Extracted data entries –
++++++

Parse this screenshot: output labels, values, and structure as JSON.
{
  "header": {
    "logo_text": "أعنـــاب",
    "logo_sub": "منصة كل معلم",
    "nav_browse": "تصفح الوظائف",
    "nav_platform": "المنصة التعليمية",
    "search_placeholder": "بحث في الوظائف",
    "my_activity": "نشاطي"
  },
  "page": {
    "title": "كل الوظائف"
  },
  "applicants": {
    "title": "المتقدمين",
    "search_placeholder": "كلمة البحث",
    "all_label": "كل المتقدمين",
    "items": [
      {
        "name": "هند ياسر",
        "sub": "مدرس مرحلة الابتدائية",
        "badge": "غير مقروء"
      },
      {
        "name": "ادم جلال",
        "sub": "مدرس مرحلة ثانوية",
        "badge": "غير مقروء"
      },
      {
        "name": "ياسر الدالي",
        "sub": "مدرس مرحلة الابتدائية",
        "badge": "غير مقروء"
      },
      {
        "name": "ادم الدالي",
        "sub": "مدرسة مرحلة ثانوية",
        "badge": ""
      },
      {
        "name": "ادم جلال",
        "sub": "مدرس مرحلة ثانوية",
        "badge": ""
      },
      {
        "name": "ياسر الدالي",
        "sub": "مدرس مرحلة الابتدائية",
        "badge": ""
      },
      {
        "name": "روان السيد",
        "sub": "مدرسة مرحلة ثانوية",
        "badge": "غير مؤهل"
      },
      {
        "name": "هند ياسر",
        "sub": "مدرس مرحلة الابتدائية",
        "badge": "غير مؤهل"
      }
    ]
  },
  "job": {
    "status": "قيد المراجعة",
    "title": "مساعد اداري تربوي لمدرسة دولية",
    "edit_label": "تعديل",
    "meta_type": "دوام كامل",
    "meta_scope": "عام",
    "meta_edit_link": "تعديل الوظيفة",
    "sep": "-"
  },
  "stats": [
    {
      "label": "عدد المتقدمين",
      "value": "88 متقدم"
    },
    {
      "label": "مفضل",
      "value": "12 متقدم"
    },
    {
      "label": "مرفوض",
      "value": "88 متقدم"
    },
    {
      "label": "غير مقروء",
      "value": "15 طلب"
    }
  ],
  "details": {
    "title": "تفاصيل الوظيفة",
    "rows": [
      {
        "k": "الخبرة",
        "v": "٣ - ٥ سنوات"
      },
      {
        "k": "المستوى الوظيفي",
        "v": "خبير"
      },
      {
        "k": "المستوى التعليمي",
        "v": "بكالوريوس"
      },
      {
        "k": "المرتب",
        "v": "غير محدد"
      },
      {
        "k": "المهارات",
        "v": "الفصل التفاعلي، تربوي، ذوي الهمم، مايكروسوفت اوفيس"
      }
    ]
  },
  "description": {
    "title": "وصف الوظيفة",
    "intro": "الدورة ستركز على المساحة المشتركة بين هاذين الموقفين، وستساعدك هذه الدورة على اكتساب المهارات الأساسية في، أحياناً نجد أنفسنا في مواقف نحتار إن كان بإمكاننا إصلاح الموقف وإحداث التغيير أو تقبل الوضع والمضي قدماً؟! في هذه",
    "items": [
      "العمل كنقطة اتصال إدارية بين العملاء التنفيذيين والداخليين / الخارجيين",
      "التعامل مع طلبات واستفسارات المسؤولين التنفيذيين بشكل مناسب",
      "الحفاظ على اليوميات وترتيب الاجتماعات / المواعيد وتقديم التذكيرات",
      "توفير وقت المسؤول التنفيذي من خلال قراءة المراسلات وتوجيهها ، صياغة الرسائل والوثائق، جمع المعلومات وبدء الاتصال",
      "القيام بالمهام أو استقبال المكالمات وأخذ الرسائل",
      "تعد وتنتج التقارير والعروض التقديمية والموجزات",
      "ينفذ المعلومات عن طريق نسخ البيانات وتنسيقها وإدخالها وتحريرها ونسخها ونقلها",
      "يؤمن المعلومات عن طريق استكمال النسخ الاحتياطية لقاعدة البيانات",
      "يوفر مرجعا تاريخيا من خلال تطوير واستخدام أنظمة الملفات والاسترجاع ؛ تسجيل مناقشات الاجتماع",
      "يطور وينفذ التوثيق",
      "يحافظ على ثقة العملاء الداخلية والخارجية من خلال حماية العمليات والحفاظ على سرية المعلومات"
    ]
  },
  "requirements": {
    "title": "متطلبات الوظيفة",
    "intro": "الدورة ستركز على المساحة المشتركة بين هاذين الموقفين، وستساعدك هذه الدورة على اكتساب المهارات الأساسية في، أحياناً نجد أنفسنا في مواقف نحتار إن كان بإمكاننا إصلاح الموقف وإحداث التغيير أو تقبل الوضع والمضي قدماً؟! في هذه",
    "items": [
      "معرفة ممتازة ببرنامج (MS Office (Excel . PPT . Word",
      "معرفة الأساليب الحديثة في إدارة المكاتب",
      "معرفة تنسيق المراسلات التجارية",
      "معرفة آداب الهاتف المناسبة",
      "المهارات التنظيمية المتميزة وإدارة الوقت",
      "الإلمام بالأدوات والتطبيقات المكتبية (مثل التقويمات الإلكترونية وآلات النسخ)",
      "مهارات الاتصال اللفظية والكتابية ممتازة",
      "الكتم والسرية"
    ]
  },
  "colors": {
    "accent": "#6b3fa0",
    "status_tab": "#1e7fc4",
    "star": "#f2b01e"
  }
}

++++++

EXERCISE – Each line of the listing should be echoed back exactly.

RESULT –
Parse this screenshot: output labels, values, and structure as JSON.
{
  "header": {
    "logo_text": "أعنـــاب",
    "logo_sub": "منصة كل معلم",
    "nav_browse": "تصفح الوظائف",
    "nav_platform": "المنصة التعليمية",
    "search_placeholder": "بحث في الوظائف",
    "my_activity": "نشاطي"
  },
  "page": {
    "title": "كل الوظائف"
  },
  "applicants": {
    "title": "المتقدمين",
    "search_placeholder": "كلمة البحث",
    "all_label": "كل المتقدمين",
    "items": [
      {
        "name": "هند ياسر",
        "sub": "مدرس مرحلة الابتدائية",
        "badge": "غير مقروء"
      },
      {
        "name": "ادم جلال",
        "sub": "مدرس مرحلة ثانوية",
        "badge": "غير مقروء"
      },
      {
        "name": "ياسر الدالي",
        "sub": "مدرس مرحلة الابتدائية",
        "badge": "غير مقروء"
      },
      {
        "name": "ادم الدالي",
        "sub": "مدرسة مرحلة ثانوية",
        "badge": ""
      },
      {
        "name": "ادم جلال",
        "sub": "مدرس مرحلة ثانوية",
        "badge": ""
      },
      {
        "name": "ياسر الدالي",
        "sub": "مدرس مرحلة الابتدائية",
        "badge": ""
      },
      {
        "name": "روان السيد",
        "sub": "مدرسة مرحلة ثانوية",
        "badge": "غير مؤهل"
      },
      {
        "name": "هند ياسر",
        "sub": "مدرس مرحلة الابتدائية",
        "badge": "غير مؤهل"
      }
    ]
  },
  "job": {
    "status": "قيد المراجعة",
    "title": "مساعد اداري تربوي لمدرسة دولية",
    "edit_label": "تعديل",
    "meta_type": "دوام كامل",
    "meta_scope": "عام",
    "meta_edit_link": "تعديل الوظيفة",
    "sep": "-"
  },
  "stats": [
    {
      "label": "عدد المتقدمين",
      "value": "88 متقدم"
    },
    {
      "label": "مفضل",
      "value": "12 متقدم"
    },
    {
      "label": "مرفوض",
      "value": "88 متقدم"
    },
    {
      "label": "غير مقروء",
      "value": "15 طلب"
    }
  ],
  "details": {
    "title": "تفاصيل الوظيفة",
    "rows": [
      {
        "k": "الخبرة",
        "v": "٣ - ٥ سنوات"
      },
      {
        "k": "المستوى الوظيفي",
        "v": "خبير"
      },
      {
        "k": "المستوى التعليمي",
        "v": "بكالوريوس"
      },
      {
        "k": "المرتب",
        "v": "غير محدد"
      },
      {
        "k": "المهارات",
        "v": "الفصل التفاعلي، تربوي، ذوي الهمم، مايكروسوفت اوفيس"
      }
    ]
  },
  "description": {
    "title": "وصف الوظيفة",
    "intro": "الدورة ستركز على المساحة المشتركة بين هاذين الموقفين، وستساعدك هذه الدورة على اكتساب المهارات الأساسية في، أحياناً نجد أنفسنا في مواقف نحتار إن كان بإمكاننا إصلاح الموقف وإحداث التغيير أو تقبل الوضع والمضي قدماً؟! في هذه",
    "items": [
      "العمل كنقطة اتصال إدارية بين العملاء التنفيذيين والداخليين / الخارجيين",
      "التعامل مع طلبات واستفسارات المسؤولين التنفيذيين بشكل مناسب",
      "الحفاظ على اليوميات وترتيب الاجتماعات / المواعيد وتقديم التذكيرات",
      "توفير وقت المسؤول التنفيذي من خلال قراءة المراسلات وتوجيهها ، صياغة الرسائل والوثائق، جمع المعلومات وبدء الاتصال",
      "القيام بالمهام أو استقبال المكالمات وأخذ الرسائل",
      "تعد وتنتج التقارير والعروض التقديمية والموجزات",
      "ينفذ المعلومات عن طريق نسخ البيانات وتنسيقها وإدخالها وتحريرها ونسخها ونقلها",
      "يؤمن المعلومات عن طريق استكمال النسخ الاحتياطية لقاعدة البيانات",
      "يوفر مرجعا تاريخيا من خلال تطوير واستخدام أنظمة الملفات والاسترجاع ؛ تسجيل مناقشات الاجتماع",
      "يطور وينفذ التوثيق",
      "يحافظ على ثقة العملاء الداخلية والخارجية من خلال حماية العمليات والحفاظ على سرية المعلومات"
    ]
  },
  "requirements": {
    "title": "متطلبات الوظيفة",
    "intro": "الدورة ستركز على المساحة المشتركة بين هاذين الموقفين، وستساعدك هذه الدورة على اكتساب المهارات الأساسية في، أحياناً نجد أنفسنا في مواقف نحتار إن كان بإمكاننا إصلاح الموقف وإحداث التغيير أو تقبل الوضع والمضي قدماً؟! في هذه",
    "items": [
      "معرفة ممتازة ببرنامج (MS Office (Excel . PPT . Word",
      "معرفة الأساليب الحديثة في إدارة المكاتب",
      "معرفة تنسيق المراسلات التجارية",
      "معرفة آداب الهاتف المناسبة",
      "المهارات التنظيمية المتميزة وإدارة الوقت",
      "الإلمام بالأدوات والتطبيقات المكتبية (مثل التقويمات الإلكترونية وآلات النسخ)",
      "مهارات الاتصال اللفظية والكتابية ممتازة",
      "الكتم والسرية"
    ]
  },
  "colors": {
    "accent": "#6b3fa0",
    "status_tab": "#1e7fc4",
    "star": "#f2b01e"
  }
}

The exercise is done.